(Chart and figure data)
Begin
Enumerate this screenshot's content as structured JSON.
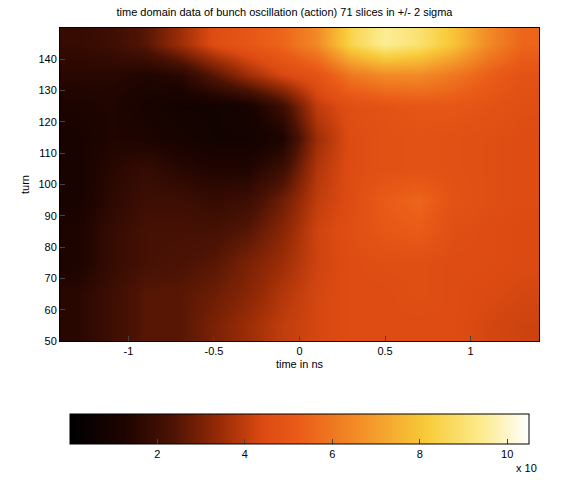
{
  "chart_data": {
    "type": "heatmap",
    "title": "time domain data of bunch oscillation (action) 71 slices in +/- 2 sigma",
    "x_label": "time in ns",
    "y_label": "turn",
    "x": [
      -1.3,
      -1.1,
      -0.9,
      -0.7,
      -0.5,
      -0.3,
      -0.1,
      0.1,
      0.3,
      0.5,
      0.7,
      0.9,
      1.1,
      1.3
    ],
    "y": [
      55,
      65,
      75,
      85,
      95,
      105,
      115,
      125,
      135,
      145
    ],
    "z": [
      [
        1.5,
        2,
        2.5,
        2.5,
        3,
        3.5,
        4,
        4.3,
        4.5,
        4.5,
        4.5,
        4.5,
        4.3,
        4.2
      ],
      [
        1.5,
        2,
        2.5,
        2.5,
        2.8,
        3.2,
        3.8,
        4.3,
        4.5,
        4.5,
        4.6,
        4.5,
        4.4,
        4.3
      ],
      [
        1.2,
        1.8,
        2.2,
        2.3,
        2.5,
        3,
        3.5,
        4.2,
        4.5,
        4.6,
        4.6,
        4.5,
        4.5,
        4.4
      ],
      [
        1.2,
        1.8,
        2.2,
        2.2,
        2.2,
        2.5,
        3.2,
        4.2,
        4.6,
        5,
        5.2,
        4.6,
        4.5,
        4.4
      ],
      [
        1,
        1.6,
        2,
        2,
        1.8,
        2,
        2.8,
        4,
        4.5,
        5.2,
        5.5,
        4.8,
        4.6,
        4.5
      ],
      [
        1,
        1.5,
        1.8,
        1.5,
        1.3,
        1.3,
        2,
        3.8,
        4.5,
        4.7,
        4.8,
        4.7,
        4.6,
        4.5
      ],
      [
        1,
        1.3,
        1.2,
        1,
        0.8,
        0.8,
        1.2,
        3.5,
        4.5,
        4.7,
        4.8,
        4.7,
        4.6,
        4.5
      ],
      [
        1.2,
        1.3,
        1,
        0.8,
        0.8,
        1,
        2,
        4,
        4.6,
        4.8,
        5,
        5,
        4.8,
        4.6
      ],
      [
        1.5,
        1.5,
        1.3,
        1.5,
        2.5,
        3.5,
        4.3,
        4.8,
        6,
        6.5,
        6.5,
        6,
        5.3,
        4.8
      ],
      [
        1.8,
        2,
        2.5,
        3.5,
        4.5,
        5,
        5.5,
        6.5,
        8.5,
        9.5,
        9,
        8,
        6.5,
        5.5
      ]
    ],
    "xlim": [
      -1.4,
      1.4
    ],
    "xticks": [
      -1,
      -0.5,
      0,
      0.5,
      1
    ],
    "ylim": [
      50,
      150
    ],
    "yticks": [
      50,
      60,
      70,
      80,
      90,
      100,
      110,
      120,
      130,
      140
    ],
    "colorbar": {
      "range": [
        0,
        10.5
      ],
      "ticks": [
        2,
        4,
        6,
        8,
        10
      ],
      "label": "x 10"
    }
  }
}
End
## Given task
Gather from the records above every line containing the string "time".

## In response
    "title": "time domain data of bunch oscillation (action) 71 slices in +/- 2 sigma",
    "x_label": "time in ns",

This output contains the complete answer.